[Entries taken from a collection]
▼▼▼
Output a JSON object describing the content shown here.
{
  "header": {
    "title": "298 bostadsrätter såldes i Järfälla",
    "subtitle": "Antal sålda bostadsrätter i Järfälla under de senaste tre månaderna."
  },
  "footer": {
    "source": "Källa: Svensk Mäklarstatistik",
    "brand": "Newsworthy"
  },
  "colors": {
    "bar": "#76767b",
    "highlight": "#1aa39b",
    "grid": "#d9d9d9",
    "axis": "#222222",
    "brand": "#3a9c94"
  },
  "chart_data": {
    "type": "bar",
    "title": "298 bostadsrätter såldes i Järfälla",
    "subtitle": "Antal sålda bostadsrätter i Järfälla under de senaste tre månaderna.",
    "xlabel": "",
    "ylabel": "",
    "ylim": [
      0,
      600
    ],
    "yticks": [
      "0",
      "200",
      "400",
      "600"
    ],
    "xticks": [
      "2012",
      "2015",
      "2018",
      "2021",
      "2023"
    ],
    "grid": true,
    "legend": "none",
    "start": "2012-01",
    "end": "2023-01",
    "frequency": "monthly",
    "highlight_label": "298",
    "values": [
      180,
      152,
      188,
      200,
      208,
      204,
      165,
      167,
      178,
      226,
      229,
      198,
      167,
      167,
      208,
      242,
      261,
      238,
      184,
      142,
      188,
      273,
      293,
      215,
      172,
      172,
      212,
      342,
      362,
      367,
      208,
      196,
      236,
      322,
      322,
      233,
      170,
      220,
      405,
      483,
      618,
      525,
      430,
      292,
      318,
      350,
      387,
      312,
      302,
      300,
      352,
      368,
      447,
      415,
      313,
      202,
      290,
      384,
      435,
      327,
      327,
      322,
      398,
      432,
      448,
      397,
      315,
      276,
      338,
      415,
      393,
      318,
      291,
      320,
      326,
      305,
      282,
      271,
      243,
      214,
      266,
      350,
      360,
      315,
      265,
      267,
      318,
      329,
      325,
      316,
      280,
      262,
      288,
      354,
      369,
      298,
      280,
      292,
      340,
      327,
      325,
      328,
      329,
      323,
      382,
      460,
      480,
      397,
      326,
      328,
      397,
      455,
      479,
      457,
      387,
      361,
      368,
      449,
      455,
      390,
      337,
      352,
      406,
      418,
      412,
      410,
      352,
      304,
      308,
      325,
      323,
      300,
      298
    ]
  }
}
▲▲▲
--- Task goal ---
Which lines contain "bostadsrätter"? Copy each of them.

--- Expected answer ---
    "title": "298 bostadsrätter såldes i Järfälla",
    "subtitle": "Antal sålda bostadsrätter i Järfälla under de senaste tre månaderna."
    "title": "298 bostadsrätter såldes i Järfälla",
    "subtitle": "Antal sålda bostadsrätter i Järfälla under de senaste tre månaderna.",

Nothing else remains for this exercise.